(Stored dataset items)
::::::::
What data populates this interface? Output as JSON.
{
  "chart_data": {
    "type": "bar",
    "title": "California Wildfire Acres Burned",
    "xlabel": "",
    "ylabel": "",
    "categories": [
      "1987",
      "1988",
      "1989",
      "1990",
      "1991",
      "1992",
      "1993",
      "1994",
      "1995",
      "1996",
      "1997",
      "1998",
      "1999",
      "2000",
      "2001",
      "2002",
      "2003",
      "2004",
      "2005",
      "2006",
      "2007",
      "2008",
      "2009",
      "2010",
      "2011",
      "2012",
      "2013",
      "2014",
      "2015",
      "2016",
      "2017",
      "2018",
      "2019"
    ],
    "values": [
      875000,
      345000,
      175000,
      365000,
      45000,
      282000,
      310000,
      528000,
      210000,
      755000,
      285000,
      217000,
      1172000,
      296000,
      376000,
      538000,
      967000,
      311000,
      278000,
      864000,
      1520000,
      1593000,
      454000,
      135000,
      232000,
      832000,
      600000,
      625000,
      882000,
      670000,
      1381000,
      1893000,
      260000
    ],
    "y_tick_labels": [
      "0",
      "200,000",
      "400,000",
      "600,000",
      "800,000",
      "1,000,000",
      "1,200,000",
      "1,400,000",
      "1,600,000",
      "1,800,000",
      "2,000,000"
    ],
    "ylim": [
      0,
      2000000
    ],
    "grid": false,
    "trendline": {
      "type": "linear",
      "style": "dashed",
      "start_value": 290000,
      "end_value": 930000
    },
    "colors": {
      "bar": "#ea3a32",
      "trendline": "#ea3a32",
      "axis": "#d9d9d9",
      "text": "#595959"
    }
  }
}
::::::::
The entries above must be returned in full, exactly as shown.

### Correct output
What data populates this interface? Output as JSON.
{
  "chart_data": {
    "type": "bar",
    "title": "California Wildfire Acres Burned",
    "xlabel": "",
    "ylabel": "",
    "categories": [
      "1987",
      "1988",
      "1989",
      "1990",
      "1991",
      "1992",
      "1993",
      "1994",
      "1995",
      "1996",
      "1997",
      "1998",
      "1999",
      "2000",
      "2001",
      "2002",
      "2003",
      "2004",
      "2005",
      "2006",
      "2007",
      "2008",
      "2009",
      "2010",
      "2011",
      "2012",
      "2013",
      "2014",
      "2015",
      "2016",
      "2017",
      "2018",
      "2019"
    ],
    "values": [
      875000,
      345000,
      175000,
      365000,
      45000,
      282000,
      310000,
      528000,
      210000,
      755000,
      285000,
      217000,
      1172000,
      296000,
      376000,
      538000,
      967000,
      311000,
      278000,
      864000,
      1520000,
      1593000,
      454000,
      135000,
      232000,
      832000,
      600000,
      625000,
      882000,
      670000,
      1381000,
      1893000,
      260000
    ],
    "y_tick_labels": [
      "0",
      "200,000",
      "400,000",
      "600,000",
      "800,000",
      "1,000,000",
      "1,200,000",
      "1,400,000",
      "1,600,000",
      "1,800,000",
      "2,000,000"
    ],
    "ylim": [
      0,
      2000000
    ],
    "grid": false,
    "trendline": {
      "type": "linear",
      "style": "dashed",
      "start_value": 290000,
      "end_value": 930000
    },
    "colors": {
      "bar": "#ea3a32",
      "trendline": "#ea3a32",
      "axis": "#d9d9d9",
      "text": "#595959"
    }
  }
}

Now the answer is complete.